Dataset records
━━━━
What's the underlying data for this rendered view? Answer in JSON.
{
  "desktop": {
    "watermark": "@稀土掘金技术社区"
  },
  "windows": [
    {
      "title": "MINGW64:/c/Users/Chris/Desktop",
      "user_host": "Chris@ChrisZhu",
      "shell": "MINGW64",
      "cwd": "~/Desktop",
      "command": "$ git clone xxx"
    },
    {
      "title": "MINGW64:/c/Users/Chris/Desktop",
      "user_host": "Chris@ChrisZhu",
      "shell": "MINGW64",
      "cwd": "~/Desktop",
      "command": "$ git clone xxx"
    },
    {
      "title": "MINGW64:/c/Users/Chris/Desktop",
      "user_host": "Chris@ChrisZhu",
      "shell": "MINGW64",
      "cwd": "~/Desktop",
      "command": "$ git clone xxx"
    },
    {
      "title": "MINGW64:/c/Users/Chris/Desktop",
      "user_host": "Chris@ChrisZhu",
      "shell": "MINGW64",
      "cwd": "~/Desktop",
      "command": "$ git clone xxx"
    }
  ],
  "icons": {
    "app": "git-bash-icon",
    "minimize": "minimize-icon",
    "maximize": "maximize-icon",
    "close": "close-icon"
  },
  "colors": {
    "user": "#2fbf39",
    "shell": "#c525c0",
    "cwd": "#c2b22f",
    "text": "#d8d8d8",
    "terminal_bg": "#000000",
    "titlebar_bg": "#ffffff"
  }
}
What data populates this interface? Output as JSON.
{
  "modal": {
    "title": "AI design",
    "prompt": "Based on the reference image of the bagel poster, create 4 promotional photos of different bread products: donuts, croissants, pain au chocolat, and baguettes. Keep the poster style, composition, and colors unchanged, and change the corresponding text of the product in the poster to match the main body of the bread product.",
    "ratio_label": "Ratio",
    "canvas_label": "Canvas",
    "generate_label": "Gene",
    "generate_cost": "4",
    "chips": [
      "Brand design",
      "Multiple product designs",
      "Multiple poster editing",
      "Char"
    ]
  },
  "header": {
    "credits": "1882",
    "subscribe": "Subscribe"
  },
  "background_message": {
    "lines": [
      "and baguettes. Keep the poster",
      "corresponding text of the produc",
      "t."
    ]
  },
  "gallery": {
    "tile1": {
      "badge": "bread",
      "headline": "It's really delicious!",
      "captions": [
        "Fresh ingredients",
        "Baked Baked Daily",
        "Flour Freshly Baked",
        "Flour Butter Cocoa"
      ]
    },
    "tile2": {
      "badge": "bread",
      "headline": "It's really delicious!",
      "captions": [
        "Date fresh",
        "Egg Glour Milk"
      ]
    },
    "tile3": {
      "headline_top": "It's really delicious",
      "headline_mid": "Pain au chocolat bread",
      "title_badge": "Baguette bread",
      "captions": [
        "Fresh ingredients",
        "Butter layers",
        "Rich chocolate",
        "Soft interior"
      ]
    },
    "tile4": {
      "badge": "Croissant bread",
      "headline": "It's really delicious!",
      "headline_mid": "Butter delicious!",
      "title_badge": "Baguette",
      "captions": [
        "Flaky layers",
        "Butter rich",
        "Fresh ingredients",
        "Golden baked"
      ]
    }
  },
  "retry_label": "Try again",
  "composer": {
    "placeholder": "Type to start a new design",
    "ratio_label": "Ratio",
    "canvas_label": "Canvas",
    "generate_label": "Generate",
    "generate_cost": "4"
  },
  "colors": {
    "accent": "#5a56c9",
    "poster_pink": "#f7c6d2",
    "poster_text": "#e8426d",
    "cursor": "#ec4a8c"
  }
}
━━━━
Requirement -
Print every line of the records exactly. Omit nothing.

Reply to the task -
What's the underlying data for this rendered view? Answer in JSON.
{
  "desktop": {
    "watermark": "@稀土掘金技术社区"
  },
  "windows": [
    {
      "title": "MINGW64:/c/Users/Chris/Desktop",
      "user_host": "Chris@ChrisZhu",
      "shell": "MINGW64",
      "cwd": "~/Desktop",
      "command": "$ git clone xxx"
    },
    {
      "title": "MINGW64:/c/Users/Chris/Desktop",
      "user_host": "Chris@ChrisZhu",
      "shell": "MINGW64",
      "cwd": "~/Desktop",
      "command": "$ git clone xxx"
    },
    {
      "title": "MINGW64:/c/Users/Chris/Desktop",
      "user_host": "Chris@ChrisZhu",
      "shell": "MINGW64",
      "cwd": "~/Desktop",
      "command": "$ git clone xxx"
    },
    {
      "title": "MINGW64:/c/Users/Chris/Desktop",
      "user_host": "Chris@ChrisZhu",
      "shell": "MINGW64",
      "cwd": "~/Desktop",
      "command": "$ git clone xxx"
    }
  ],
  "icons": {
    "app": "git-bash-icon",
    "minimize": "minimize-icon",
    "maximize": "maximize-icon",
    "close": "close-icon"
  },
  "colors": {
    "user": "#2fbf39",
    "shell": "#c525c0",
    "cwd": "#c2b22f",
    "text": "#d8d8d8",
    "terminal_bg": "#000000",
    "titlebar_bg": "#ffffff"
  }
}
What data populates this interface? Output as JSON.
{
  "modal": {
    "title": "AI design",
    "prompt": "Based on the reference image of the bagel poster, create 4 promotional photos of different bread products: donuts, croissants, pain au chocolat, and baguettes. Keep the poster style, composition, and colors unchanged, and change the corresponding text of the product in the poster to match the main body of the bread product.",
    "ratio_label": "Ratio",
    "canvas_label": "Canvas",
    "generate_label": "Gene",
    "generate_cost": "4",
    "chips": [
      "Brand design",
      "Multiple product designs",
      "Multiple poster editing",
      "Char"
    ]
  },
  "header": {
    "credits": "1882",
    "subscribe": "Subscribe"
  },
  "background_message": {
    "lines": [
      "and baguettes. Keep the poster",
      "corresponding text of the produc",
      "t."
    ]
  },
  "gallery": {
    "tile1": {
      "badge": "bread",
      "headline": "It's really delicious!",
      "captions": [
        "Fresh ingredients",
        "Baked Baked Daily",
        "Flour Freshly Baked",
        "Flour Butter Cocoa"
      ]
    },
    "tile2": {
      "badge": "bread",
      "headline": "It's really delicious!",
      "captions": [
        "Date fresh",
        "Egg Glour Milk"
      ]
    },
    "tile3": {
      "headline_top": "It's really delicious",
      "headline_mid": "Pain au chocolat bread",
      "title_badge": "Baguette bread",
      "captions": [
        "Fresh ingredients",
        "Butter layers",
        "Rich chocolate",
        "Soft interior"
      ]
    },
    "tile4": {
      "badge": "Croissant bread",
      "headline": "It's really delicious!",
      "headline_mid": "Butter delicious!",
      "title_badge": "Baguette",
      "captions": [
        "Flaky layers",
        "Butter rich",
        "Fresh ingredients",
        "Golden baked"
      ]
    }
  },
  "retry_label": "Try again",
  "composer": {
    "placeholder": "Type to start a new design",
    "ratio_label": "Ratio",
    "canvas_label": "Canvas",
    "generate_label": "Generate",
    "generate_cost": "4"
  },
  "colors": {
    "accent": "#5a56c9",
    "poster_pink": "#f7c6d2",
    "poster_text": "#e8426d",
    "cursor": "#ec4a8c"
  }
}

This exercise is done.